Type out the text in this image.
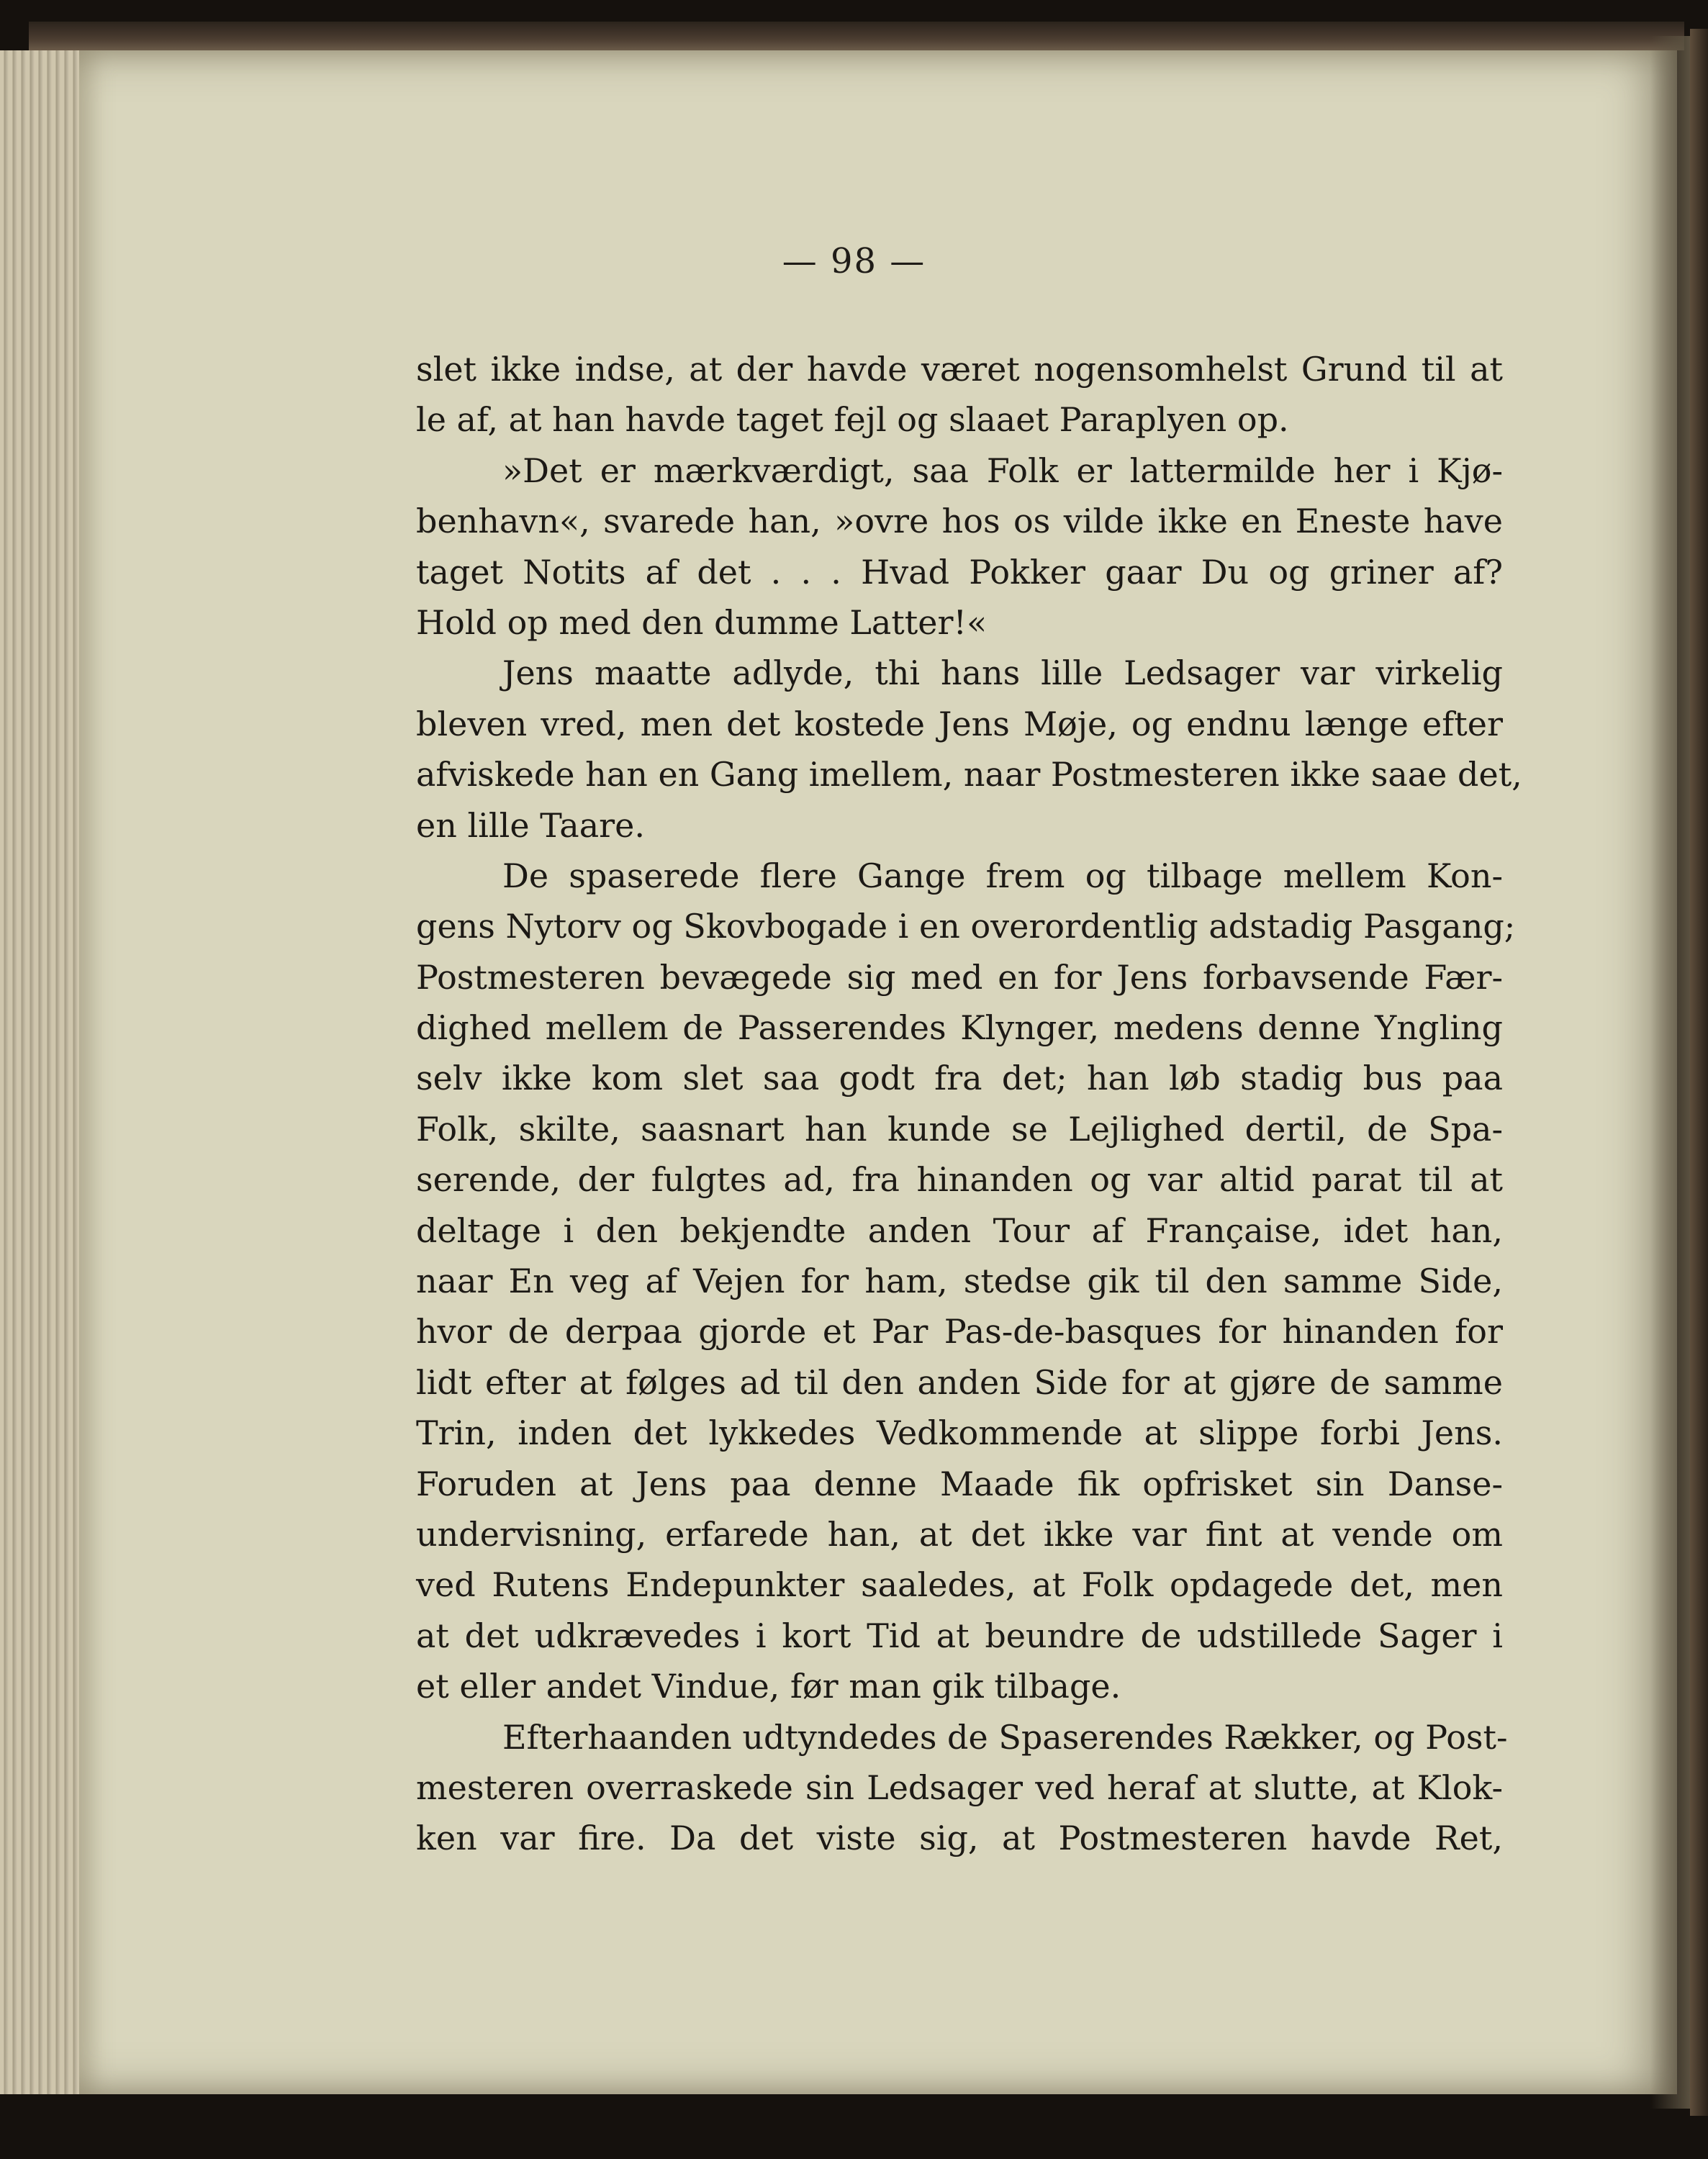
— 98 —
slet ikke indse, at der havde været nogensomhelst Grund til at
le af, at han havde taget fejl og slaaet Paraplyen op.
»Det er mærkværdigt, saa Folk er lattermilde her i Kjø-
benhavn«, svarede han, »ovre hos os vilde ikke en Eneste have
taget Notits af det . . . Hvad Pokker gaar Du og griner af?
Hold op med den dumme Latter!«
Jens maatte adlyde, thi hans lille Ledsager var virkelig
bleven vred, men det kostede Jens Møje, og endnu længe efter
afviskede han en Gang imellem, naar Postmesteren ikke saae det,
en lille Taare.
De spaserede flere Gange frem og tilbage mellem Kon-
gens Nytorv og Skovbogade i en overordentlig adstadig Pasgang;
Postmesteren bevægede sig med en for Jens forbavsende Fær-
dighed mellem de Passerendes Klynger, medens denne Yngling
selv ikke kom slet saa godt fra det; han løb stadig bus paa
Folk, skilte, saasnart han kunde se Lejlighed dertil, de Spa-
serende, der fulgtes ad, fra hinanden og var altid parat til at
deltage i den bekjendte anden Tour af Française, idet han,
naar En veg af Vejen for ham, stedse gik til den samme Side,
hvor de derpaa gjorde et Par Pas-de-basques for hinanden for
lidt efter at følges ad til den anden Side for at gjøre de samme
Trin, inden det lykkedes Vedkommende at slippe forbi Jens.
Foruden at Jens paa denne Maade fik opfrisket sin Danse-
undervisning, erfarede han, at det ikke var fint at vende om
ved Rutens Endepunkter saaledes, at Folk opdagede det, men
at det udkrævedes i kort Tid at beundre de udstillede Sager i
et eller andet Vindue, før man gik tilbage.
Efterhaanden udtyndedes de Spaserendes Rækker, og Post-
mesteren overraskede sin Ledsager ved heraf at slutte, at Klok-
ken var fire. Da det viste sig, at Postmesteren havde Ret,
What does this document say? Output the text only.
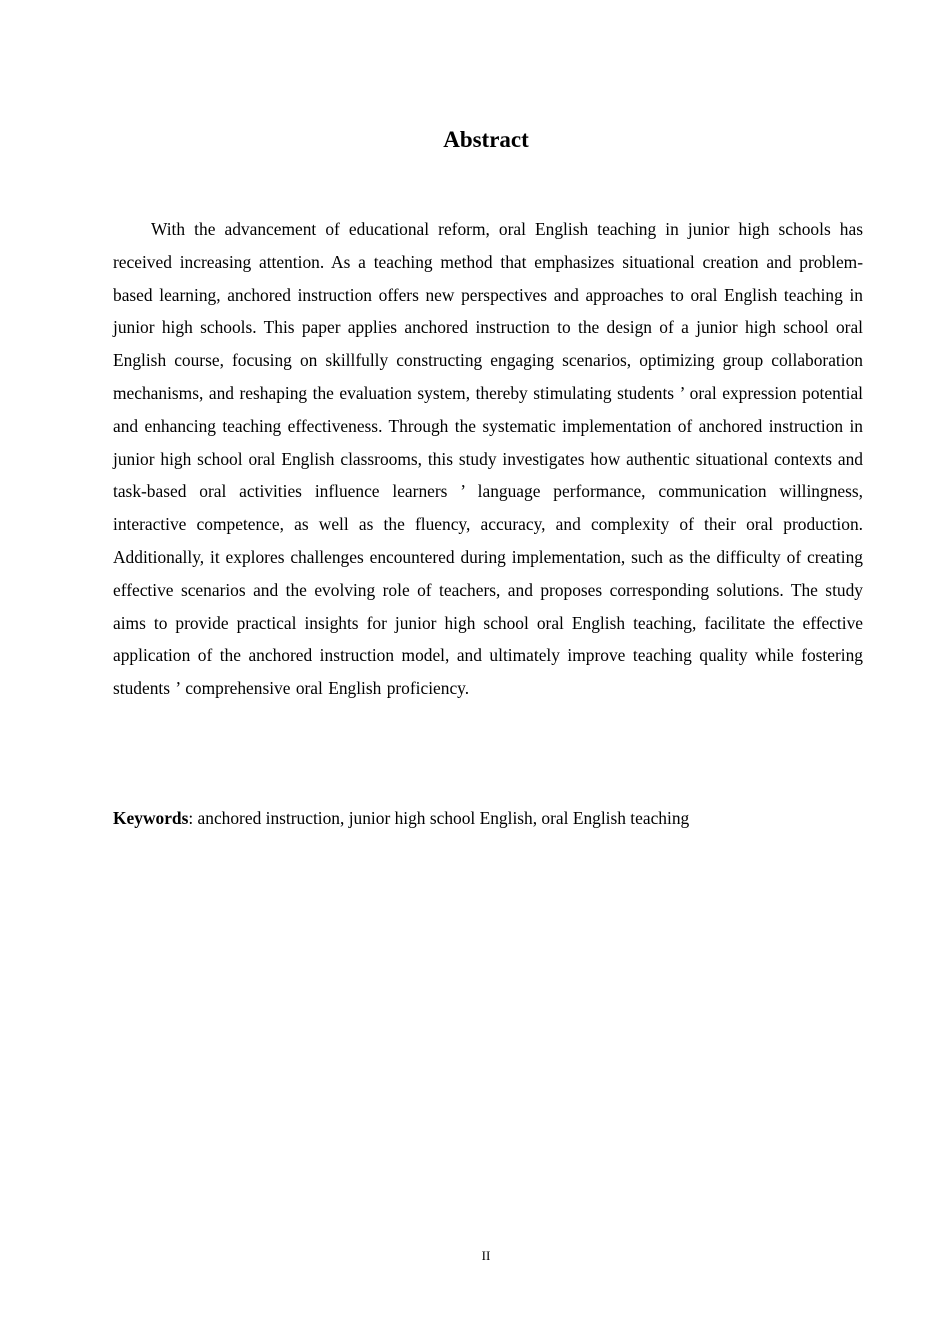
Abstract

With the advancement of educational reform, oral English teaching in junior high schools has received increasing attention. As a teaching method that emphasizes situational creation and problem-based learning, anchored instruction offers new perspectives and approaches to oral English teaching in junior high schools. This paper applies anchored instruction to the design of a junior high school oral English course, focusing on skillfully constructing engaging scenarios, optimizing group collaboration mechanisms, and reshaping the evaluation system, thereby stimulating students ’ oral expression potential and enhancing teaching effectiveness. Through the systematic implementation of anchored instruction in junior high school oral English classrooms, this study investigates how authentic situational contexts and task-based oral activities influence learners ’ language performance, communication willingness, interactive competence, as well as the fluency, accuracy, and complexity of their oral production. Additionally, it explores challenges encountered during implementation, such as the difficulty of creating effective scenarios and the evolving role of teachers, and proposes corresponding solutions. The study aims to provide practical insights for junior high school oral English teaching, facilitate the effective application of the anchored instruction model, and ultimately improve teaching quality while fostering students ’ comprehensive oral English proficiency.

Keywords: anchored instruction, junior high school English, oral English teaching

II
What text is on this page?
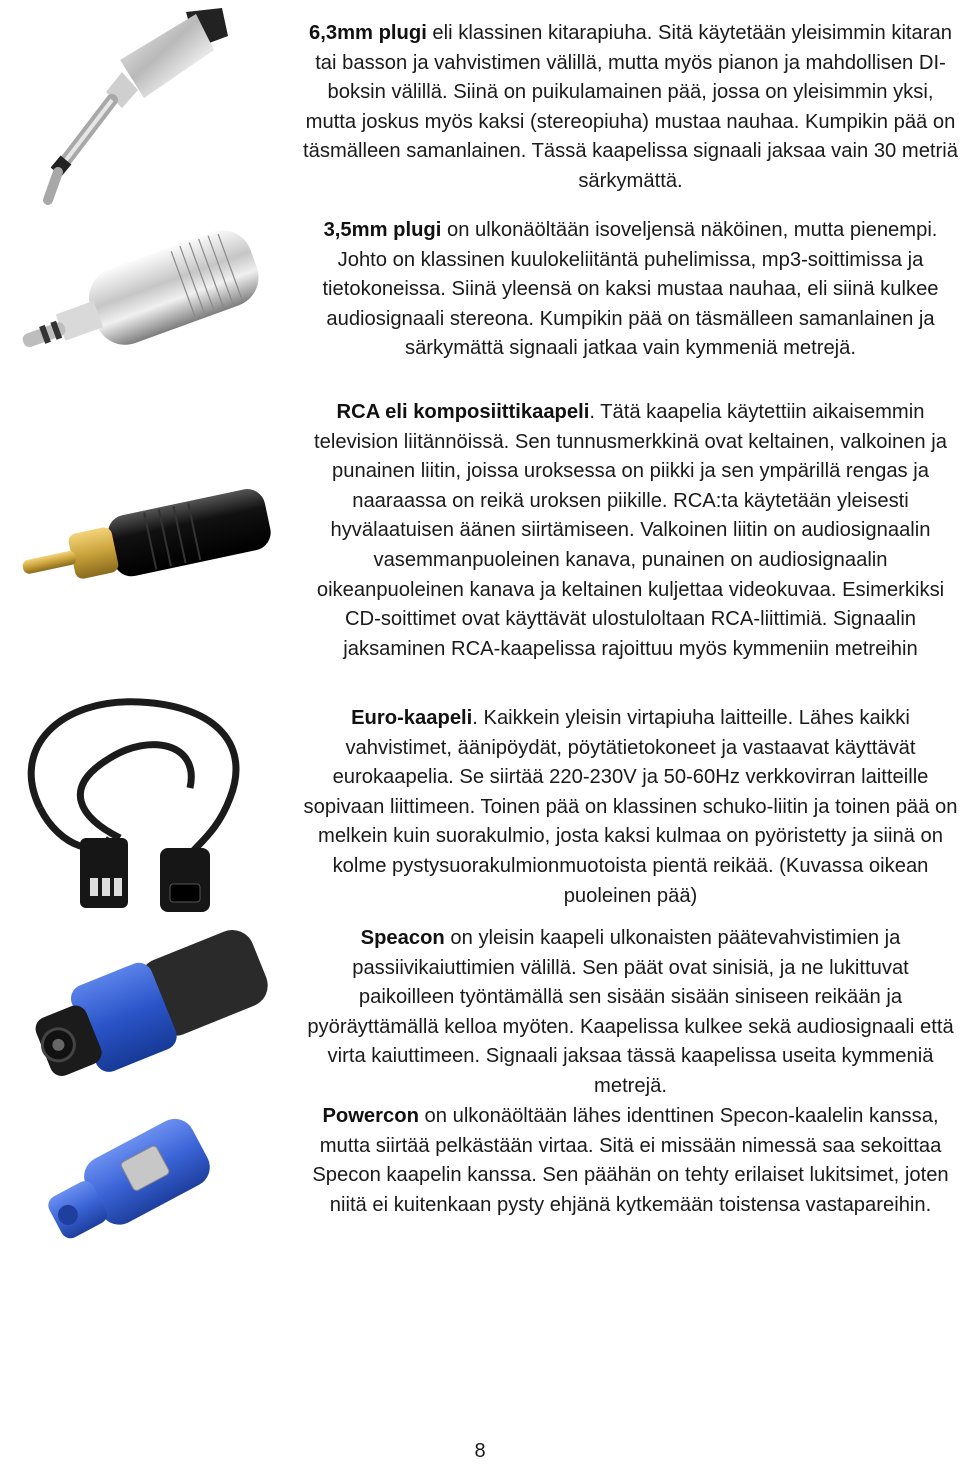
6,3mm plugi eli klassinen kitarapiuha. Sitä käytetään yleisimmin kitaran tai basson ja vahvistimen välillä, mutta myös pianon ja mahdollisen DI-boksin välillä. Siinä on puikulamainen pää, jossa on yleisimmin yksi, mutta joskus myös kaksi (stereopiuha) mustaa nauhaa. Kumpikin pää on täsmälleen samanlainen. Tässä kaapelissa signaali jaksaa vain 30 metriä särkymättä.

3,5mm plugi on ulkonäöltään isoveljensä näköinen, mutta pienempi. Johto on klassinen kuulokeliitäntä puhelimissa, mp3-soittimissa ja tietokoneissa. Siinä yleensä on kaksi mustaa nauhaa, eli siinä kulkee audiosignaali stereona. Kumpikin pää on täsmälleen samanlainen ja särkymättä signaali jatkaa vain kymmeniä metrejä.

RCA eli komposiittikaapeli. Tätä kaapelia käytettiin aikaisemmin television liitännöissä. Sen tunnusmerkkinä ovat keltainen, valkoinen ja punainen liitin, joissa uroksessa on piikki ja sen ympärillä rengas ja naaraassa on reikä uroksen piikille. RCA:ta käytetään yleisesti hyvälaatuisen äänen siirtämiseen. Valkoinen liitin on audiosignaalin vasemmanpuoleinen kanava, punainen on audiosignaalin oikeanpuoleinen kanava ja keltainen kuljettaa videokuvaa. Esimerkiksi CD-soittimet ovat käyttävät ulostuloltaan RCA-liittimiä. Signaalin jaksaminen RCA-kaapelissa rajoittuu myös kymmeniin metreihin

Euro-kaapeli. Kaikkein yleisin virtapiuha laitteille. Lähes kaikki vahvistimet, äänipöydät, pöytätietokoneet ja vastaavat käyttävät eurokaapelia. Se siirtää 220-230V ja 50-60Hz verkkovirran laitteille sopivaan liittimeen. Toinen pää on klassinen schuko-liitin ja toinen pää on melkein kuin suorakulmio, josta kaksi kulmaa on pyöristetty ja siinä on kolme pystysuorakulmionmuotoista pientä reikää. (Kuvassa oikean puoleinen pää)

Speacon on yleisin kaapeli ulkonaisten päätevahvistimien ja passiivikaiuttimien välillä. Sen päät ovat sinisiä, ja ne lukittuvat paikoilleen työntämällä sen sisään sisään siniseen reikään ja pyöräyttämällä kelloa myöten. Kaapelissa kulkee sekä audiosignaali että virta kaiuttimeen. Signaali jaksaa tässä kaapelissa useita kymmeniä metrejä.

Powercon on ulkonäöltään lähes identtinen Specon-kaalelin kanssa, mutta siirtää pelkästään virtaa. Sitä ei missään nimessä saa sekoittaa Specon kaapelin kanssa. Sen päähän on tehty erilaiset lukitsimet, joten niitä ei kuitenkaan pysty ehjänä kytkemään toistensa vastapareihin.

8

◆ What is needed:
Among the lines of the material above, how many include the string "Kumpikin"? Report only that number.

◆ Solution for this exercise:
2